__Challenge__: Check each line of the data below for the word "marker", then extract the ones that have it.

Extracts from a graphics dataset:
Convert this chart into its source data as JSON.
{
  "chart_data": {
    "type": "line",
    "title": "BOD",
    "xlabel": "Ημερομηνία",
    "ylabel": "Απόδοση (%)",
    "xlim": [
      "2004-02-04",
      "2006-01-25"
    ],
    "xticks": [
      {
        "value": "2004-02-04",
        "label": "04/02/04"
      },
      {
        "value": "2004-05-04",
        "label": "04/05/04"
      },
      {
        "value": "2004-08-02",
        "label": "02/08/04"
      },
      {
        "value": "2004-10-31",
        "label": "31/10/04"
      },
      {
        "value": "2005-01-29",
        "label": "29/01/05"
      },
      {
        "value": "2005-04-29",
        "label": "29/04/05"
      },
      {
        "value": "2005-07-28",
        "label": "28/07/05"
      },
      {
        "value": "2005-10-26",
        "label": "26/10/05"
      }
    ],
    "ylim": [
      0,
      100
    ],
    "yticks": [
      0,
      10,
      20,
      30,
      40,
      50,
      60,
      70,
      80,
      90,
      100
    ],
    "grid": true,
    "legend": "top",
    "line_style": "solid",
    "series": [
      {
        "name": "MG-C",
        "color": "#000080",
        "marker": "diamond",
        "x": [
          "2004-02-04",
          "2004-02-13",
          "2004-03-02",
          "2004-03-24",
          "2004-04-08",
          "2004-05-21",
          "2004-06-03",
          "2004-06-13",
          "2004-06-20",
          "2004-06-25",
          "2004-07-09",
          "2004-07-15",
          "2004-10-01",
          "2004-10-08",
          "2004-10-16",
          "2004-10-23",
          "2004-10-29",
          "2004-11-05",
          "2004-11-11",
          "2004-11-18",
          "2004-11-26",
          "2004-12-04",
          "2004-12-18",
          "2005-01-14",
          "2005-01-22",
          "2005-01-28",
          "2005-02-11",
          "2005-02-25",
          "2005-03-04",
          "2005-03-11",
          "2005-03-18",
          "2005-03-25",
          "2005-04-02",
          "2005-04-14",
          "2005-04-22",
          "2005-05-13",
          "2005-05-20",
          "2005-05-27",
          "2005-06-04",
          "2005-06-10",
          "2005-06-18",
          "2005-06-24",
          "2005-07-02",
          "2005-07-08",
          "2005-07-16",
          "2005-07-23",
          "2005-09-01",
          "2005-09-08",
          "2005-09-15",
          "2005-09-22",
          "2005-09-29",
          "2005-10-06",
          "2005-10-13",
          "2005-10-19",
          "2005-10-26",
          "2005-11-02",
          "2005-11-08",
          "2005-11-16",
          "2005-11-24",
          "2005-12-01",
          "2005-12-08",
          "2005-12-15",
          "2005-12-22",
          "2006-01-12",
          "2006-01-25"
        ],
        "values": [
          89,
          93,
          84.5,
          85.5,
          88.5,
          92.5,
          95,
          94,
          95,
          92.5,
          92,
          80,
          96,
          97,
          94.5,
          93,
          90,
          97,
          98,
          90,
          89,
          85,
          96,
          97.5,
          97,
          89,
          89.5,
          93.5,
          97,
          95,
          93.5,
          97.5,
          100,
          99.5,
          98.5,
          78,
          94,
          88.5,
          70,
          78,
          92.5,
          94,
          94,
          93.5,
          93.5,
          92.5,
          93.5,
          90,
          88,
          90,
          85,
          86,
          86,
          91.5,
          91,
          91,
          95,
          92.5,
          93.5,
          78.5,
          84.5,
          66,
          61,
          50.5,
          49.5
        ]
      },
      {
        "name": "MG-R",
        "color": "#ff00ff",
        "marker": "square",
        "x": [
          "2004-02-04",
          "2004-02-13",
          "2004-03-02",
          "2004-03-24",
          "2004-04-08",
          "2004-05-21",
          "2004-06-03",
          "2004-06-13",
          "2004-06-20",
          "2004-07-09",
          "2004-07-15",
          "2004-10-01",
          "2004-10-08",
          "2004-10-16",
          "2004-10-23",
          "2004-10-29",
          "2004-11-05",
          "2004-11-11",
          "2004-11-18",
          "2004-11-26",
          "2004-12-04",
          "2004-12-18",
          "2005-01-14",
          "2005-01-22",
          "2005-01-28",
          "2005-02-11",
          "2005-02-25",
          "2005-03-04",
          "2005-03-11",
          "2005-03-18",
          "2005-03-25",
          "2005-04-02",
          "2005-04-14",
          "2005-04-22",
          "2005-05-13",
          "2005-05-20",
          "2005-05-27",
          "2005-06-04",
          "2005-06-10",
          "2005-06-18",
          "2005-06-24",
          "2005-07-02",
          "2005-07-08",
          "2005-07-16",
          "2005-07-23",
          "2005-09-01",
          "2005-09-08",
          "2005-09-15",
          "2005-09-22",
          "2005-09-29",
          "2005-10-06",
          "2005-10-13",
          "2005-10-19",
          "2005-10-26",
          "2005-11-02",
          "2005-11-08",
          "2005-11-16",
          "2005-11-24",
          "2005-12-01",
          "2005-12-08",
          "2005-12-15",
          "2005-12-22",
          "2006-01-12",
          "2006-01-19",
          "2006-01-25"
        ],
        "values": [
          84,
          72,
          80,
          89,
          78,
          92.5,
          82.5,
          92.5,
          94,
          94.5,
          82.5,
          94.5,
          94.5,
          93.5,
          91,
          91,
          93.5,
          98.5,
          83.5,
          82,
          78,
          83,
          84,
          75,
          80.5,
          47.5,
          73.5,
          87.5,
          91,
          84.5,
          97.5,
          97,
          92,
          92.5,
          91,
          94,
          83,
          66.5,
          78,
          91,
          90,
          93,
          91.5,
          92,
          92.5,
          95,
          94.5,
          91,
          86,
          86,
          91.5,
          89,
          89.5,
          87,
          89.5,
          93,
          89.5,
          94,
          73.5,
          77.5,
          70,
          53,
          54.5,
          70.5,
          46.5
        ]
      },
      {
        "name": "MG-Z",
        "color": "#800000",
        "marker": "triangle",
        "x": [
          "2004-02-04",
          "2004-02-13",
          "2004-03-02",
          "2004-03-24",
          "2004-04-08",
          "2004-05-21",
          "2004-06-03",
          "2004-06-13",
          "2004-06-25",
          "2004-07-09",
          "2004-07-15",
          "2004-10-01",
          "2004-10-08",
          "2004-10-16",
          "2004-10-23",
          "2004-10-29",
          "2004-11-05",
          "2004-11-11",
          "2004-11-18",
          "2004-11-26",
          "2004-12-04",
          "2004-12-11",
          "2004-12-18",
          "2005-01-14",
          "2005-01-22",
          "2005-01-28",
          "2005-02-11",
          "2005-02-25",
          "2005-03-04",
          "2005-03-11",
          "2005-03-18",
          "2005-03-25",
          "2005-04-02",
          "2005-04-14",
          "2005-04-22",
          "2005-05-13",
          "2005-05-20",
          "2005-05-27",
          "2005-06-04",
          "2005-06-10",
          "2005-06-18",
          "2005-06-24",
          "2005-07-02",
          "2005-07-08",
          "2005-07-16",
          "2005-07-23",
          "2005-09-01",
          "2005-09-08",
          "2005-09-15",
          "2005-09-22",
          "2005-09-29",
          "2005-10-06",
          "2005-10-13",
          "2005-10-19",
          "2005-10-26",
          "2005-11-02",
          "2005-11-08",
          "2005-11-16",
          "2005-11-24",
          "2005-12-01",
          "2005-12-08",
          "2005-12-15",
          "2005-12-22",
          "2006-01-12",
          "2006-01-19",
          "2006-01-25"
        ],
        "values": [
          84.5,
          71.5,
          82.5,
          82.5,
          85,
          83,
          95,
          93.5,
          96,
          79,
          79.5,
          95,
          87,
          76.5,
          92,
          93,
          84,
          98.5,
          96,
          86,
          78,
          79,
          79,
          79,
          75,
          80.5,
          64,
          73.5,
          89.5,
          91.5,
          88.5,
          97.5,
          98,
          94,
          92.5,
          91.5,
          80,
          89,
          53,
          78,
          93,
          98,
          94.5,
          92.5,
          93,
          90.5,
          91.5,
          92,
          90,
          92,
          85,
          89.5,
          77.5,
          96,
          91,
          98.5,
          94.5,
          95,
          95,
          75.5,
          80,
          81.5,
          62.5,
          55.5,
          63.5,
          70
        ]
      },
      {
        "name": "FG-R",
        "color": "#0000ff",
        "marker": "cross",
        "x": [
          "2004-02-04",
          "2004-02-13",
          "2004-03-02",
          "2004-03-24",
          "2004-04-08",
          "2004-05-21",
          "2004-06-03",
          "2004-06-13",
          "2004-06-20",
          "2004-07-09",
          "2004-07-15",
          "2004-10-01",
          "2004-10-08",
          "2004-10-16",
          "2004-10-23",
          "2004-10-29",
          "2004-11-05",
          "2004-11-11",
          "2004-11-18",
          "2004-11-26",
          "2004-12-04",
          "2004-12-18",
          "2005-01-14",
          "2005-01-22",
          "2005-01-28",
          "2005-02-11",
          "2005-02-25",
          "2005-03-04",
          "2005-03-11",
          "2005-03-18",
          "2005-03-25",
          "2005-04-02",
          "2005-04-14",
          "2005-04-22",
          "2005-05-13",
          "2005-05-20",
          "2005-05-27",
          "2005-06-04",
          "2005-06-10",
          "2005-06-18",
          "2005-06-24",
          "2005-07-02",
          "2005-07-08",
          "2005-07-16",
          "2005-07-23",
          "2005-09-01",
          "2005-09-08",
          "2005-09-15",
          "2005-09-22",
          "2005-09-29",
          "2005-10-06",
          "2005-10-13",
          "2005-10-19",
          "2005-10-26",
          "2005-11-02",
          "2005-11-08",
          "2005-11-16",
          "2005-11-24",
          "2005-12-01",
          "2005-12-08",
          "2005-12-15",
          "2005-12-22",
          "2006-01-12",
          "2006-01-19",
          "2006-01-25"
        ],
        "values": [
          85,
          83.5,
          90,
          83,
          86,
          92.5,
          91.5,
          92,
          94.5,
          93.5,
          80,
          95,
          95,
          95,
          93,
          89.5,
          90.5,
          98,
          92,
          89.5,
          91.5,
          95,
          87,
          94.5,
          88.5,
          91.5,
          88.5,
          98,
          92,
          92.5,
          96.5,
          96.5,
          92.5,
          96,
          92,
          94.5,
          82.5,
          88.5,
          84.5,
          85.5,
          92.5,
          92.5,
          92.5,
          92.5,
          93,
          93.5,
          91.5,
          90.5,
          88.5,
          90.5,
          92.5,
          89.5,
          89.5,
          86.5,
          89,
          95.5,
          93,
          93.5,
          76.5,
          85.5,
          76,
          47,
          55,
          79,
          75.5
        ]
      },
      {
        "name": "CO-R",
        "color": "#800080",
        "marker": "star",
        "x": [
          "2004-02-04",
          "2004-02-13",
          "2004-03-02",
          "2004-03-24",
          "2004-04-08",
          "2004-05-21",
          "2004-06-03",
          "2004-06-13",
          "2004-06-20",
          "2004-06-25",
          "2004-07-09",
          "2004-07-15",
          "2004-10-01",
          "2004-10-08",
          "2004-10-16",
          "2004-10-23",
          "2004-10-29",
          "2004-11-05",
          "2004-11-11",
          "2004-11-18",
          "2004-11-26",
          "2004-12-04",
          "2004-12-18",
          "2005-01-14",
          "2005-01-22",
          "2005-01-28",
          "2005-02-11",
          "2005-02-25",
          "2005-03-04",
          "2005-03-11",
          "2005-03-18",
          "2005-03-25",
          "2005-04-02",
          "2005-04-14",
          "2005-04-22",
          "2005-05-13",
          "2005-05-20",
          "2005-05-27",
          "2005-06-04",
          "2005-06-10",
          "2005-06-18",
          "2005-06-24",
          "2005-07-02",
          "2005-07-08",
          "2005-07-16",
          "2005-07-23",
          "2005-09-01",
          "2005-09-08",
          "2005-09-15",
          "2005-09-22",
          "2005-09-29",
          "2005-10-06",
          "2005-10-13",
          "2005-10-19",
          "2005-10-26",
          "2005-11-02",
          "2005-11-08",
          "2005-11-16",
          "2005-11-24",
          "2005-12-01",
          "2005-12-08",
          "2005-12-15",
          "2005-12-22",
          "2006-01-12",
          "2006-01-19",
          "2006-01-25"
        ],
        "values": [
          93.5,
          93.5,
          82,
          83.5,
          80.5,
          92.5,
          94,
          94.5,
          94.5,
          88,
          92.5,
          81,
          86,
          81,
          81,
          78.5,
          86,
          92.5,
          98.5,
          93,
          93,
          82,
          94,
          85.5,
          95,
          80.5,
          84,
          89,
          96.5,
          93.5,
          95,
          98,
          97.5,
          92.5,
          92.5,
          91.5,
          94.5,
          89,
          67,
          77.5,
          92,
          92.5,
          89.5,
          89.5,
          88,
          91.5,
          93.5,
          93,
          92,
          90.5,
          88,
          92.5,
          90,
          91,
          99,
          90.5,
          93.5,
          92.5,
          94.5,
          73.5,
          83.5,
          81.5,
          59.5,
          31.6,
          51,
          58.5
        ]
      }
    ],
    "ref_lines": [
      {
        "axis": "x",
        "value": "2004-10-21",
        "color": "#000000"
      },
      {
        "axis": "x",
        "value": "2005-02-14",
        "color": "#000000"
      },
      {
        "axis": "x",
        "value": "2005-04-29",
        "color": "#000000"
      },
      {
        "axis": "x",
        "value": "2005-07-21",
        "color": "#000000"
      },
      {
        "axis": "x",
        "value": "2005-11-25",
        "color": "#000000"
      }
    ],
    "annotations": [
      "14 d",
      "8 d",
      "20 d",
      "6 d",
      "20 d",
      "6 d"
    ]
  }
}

__Answer to the exercise__:
        "marker": "diamond",
        "marker": "square",
        "marker": "triangle",
        "marker": "cross",
        "marker": "star",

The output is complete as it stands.